Stored data:
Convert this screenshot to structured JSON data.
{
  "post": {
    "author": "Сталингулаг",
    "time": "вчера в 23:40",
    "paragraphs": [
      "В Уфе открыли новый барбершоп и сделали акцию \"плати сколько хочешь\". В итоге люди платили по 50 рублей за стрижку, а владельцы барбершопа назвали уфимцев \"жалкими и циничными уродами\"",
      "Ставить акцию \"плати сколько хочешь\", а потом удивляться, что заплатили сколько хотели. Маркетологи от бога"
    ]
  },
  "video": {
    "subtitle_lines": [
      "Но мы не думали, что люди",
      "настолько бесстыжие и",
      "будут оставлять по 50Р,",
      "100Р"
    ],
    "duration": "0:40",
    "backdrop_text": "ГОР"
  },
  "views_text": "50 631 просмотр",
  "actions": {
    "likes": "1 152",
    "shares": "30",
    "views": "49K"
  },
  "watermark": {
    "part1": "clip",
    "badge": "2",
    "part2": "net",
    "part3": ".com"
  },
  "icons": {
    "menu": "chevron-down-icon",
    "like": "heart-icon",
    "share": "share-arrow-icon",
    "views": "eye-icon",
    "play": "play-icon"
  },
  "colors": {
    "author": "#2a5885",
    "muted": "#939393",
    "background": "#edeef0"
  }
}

Given problem
Reproduce each line holding the word "люди".

Solution for this problem
      "В Уфе открыли новый барбершоп и сделали акцию \"плати сколько хочешь\". В итоге люди платили по 50 рублей за стрижку, а владельцы барбершопа назвали уфимцев \"жалкими и циничными уродами\"",
      "Но мы не думали, что люди",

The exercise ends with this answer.